Aim: Identify the lines that contain the string "structured", then copy each of them.

Exercise inputs:
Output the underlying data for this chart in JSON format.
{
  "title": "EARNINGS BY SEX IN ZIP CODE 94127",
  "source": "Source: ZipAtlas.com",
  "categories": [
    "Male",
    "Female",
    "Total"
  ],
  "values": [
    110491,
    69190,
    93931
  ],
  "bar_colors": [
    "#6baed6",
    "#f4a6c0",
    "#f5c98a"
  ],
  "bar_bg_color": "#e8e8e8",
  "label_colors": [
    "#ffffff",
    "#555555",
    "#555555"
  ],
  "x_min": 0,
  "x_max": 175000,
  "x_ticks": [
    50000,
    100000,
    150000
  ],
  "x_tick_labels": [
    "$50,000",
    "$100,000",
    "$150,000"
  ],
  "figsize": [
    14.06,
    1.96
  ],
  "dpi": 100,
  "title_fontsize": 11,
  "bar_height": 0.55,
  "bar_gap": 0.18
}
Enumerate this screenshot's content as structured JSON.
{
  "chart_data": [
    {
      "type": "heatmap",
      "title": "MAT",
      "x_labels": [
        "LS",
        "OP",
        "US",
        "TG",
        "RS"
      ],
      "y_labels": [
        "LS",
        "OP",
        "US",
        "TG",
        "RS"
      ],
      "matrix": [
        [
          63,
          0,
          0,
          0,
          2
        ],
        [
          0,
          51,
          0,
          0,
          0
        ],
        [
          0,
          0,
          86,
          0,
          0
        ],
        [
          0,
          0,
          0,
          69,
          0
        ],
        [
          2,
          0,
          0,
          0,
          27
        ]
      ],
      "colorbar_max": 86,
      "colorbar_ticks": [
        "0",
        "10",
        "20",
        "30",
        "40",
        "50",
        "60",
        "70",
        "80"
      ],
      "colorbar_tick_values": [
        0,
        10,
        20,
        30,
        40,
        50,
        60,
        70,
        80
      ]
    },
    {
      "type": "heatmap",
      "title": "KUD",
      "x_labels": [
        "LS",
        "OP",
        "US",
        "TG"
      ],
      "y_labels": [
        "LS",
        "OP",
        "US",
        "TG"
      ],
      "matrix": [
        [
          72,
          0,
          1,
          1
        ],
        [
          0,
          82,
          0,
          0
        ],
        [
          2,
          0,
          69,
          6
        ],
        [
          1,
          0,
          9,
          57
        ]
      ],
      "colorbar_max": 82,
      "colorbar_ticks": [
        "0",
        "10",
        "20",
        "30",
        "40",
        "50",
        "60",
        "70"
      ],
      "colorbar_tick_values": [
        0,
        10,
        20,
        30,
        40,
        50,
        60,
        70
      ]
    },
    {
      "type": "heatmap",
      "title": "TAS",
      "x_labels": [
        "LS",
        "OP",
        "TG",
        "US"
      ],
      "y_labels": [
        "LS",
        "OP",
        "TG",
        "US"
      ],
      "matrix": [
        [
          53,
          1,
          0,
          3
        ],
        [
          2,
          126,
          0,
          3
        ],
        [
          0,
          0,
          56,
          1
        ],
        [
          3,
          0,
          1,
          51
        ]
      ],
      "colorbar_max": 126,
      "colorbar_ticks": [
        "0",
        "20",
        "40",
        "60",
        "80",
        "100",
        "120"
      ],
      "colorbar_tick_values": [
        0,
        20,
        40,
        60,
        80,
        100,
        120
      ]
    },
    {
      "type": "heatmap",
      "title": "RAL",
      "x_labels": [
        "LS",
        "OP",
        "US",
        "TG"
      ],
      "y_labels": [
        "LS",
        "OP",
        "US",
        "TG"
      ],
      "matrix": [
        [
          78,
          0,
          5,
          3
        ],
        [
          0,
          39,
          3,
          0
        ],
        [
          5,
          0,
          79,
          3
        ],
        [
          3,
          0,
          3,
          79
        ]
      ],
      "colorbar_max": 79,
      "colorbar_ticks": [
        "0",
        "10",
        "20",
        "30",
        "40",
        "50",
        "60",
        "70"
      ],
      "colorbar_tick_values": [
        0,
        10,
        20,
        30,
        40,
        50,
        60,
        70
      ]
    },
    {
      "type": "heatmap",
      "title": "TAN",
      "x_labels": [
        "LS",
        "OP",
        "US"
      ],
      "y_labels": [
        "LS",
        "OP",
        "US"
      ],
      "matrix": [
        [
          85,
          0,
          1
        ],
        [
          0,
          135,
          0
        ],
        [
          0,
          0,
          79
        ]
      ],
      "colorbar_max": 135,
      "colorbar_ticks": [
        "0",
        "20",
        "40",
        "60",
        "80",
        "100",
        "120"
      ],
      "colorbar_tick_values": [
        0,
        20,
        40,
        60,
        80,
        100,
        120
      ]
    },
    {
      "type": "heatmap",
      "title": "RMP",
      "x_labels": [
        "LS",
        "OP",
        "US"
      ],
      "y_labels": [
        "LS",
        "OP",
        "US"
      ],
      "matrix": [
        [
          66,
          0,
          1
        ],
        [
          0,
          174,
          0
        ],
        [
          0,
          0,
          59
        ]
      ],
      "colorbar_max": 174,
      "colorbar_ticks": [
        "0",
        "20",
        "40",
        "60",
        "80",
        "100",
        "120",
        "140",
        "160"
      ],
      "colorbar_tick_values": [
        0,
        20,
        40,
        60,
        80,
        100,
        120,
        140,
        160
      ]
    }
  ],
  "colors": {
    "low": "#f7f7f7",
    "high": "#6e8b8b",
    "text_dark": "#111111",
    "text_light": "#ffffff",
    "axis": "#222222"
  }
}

...

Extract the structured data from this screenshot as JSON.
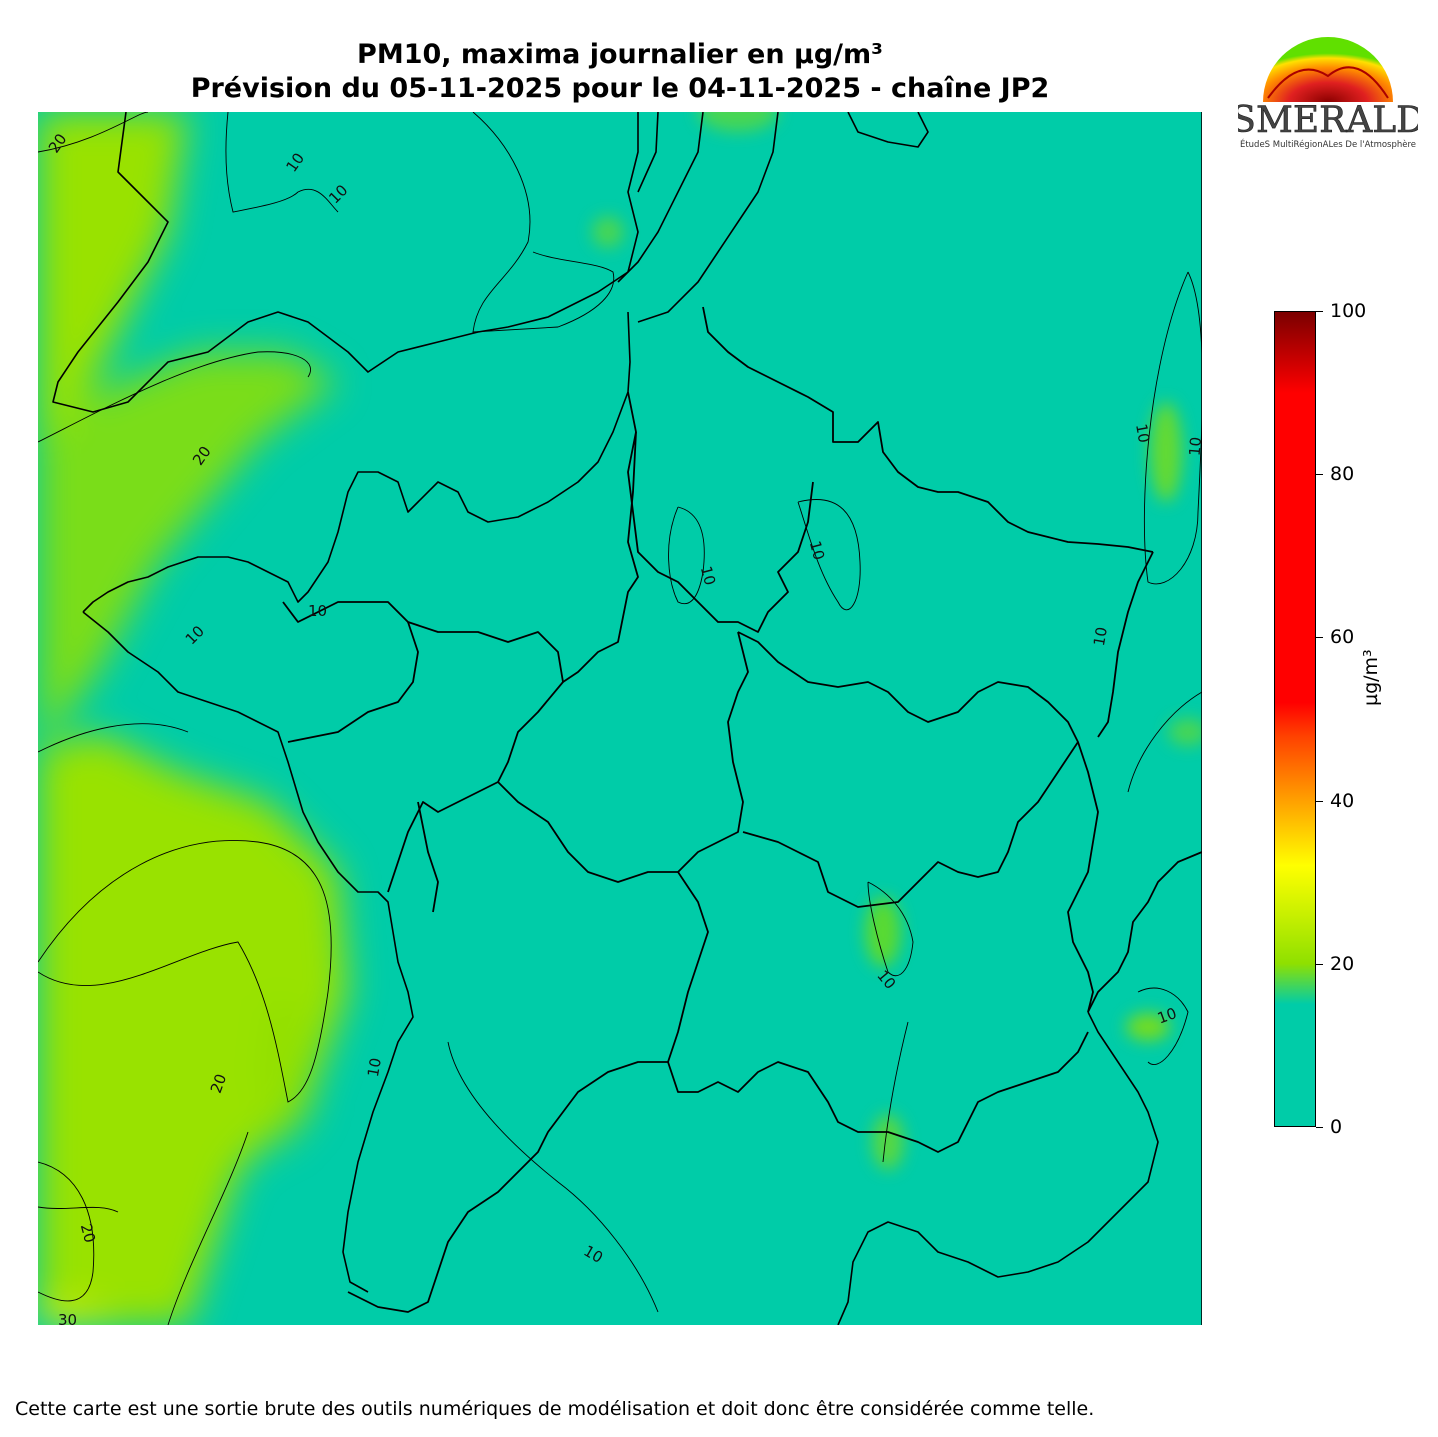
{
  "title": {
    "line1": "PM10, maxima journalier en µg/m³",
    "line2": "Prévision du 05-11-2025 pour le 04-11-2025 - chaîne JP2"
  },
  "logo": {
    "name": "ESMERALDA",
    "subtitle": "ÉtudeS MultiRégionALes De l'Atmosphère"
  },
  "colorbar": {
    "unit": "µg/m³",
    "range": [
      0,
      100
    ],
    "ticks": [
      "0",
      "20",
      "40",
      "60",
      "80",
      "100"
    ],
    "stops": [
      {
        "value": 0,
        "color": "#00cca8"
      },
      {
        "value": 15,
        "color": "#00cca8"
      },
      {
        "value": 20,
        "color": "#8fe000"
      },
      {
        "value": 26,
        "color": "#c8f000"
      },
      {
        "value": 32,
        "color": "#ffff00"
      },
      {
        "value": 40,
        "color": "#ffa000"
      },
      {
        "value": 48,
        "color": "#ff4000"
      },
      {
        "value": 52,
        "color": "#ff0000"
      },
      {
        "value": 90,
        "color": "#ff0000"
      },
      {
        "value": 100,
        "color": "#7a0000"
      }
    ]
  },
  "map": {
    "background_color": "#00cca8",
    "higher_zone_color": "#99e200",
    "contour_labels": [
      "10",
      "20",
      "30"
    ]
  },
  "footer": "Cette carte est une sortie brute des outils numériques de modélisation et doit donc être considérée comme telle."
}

Exercise response:
Enumerate this screenshot's content as structured JSON.
Extract the structured data from this screenshot as JSON.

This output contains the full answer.